TASK TO CARRY OUT. All material below is to be reproduced exactly.
++++++++++++++++++++
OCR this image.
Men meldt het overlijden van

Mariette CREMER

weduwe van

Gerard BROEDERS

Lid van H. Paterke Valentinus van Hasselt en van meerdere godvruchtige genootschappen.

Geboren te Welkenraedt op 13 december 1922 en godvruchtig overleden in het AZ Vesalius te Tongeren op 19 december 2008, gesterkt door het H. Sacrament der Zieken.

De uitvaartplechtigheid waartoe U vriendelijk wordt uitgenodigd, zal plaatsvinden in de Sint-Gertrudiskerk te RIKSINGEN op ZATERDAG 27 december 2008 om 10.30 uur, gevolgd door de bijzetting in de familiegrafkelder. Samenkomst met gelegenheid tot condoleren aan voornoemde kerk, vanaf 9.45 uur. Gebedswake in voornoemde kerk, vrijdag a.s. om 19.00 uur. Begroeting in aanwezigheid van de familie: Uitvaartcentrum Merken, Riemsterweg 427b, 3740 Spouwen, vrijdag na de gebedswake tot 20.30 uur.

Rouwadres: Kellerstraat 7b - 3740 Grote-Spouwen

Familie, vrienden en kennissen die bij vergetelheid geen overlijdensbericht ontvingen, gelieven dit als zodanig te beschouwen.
++++++++++++++++++++
TASK ANSWER.
OCR this image.
Men meldt het overlijden van

Mariette CREMER

weduwe van

Gerard BROEDERS

Lid van H. Paterke Valentinus van Hasselt en van meerdere godvruchtige genootschappen.

Geboren te Welkenraedt op 13 december 1922 en godvruchtig overleden in het AZ Vesalius te Tongeren op 19 december 2008, gesterkt door het H. Sacrament der Zieken.

De uitvaartplechtigheid waartoe U vriendelijk wordt uitgenodigd, zal plaatsvinden in de Sint-Gertrudiskerk te RIKSINGEN op ZATERDAG 27 december 2008 om 10.30 uur, gevolgd door de bijzetting in de familiegrafkelder. Samenkomst met gelegenheid tot condoleren aan voornoemde kerk, vanaf 9.45 uur. Gebedswake in voornoemde kerk, vrijdag a.s. om 19.00 uur. Begroeting in aanwezigheid van de familie: Uitvaartcentrum Merken, Riemsterweg 427b, 3740 Spouwen, vrijdag na de gebedswake tot 20.30 uur.

Rouwadres: Kellerstraat 7b - 3740 Grote-Spouwen

Familie, vrienden en kennissen die bij vergetelheid geen overlijdensbericht ontvingen, gelieven dit als zodanig te beschouwen.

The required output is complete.